• _Goal_: Select the lines below containing the word "source".

Records
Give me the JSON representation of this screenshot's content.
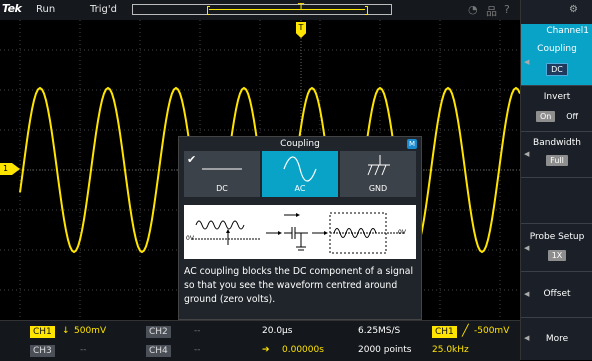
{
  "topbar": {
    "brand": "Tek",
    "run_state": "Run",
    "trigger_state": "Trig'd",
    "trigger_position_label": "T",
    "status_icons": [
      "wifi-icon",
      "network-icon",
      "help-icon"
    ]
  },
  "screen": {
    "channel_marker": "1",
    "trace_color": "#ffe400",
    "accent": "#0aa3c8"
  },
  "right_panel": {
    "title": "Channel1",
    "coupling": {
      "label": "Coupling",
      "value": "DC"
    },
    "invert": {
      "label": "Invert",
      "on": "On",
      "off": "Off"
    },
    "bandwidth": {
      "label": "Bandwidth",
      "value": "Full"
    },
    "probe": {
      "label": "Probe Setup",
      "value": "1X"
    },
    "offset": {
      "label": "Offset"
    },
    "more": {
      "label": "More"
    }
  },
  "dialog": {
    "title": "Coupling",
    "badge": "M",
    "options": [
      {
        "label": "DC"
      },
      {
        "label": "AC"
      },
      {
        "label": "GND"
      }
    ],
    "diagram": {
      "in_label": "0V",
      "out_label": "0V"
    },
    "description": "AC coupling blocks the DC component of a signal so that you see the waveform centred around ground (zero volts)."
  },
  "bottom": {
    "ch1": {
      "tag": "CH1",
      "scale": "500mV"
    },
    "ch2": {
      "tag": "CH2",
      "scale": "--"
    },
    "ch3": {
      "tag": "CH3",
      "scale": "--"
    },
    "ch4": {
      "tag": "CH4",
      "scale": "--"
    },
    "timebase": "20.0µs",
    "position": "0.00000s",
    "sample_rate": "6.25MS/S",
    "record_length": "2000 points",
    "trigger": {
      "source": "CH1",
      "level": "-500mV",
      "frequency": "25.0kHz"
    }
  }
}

* * *

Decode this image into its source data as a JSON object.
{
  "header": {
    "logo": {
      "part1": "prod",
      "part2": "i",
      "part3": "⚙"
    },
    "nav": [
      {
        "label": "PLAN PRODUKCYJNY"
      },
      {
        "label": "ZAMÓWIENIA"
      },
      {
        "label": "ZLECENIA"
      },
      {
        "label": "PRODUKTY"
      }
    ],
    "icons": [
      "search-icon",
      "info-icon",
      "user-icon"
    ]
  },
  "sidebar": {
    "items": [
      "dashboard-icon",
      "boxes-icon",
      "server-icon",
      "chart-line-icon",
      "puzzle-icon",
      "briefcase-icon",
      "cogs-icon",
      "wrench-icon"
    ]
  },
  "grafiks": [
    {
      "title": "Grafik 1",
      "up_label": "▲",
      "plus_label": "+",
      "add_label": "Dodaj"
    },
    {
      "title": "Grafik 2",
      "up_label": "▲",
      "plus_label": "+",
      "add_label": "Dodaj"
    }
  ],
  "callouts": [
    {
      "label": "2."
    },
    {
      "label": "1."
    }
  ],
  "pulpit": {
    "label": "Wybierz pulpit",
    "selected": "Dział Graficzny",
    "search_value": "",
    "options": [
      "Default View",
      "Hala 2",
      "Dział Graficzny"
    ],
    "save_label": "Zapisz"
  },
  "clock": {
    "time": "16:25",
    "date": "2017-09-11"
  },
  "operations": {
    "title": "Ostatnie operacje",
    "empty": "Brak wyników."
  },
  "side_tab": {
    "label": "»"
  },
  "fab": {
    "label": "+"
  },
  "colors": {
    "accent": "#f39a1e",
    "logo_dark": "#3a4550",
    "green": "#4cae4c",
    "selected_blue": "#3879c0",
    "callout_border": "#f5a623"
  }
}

• _Written solution_:
      "source": "CH1",
Decode this image into its source data as a JSON object.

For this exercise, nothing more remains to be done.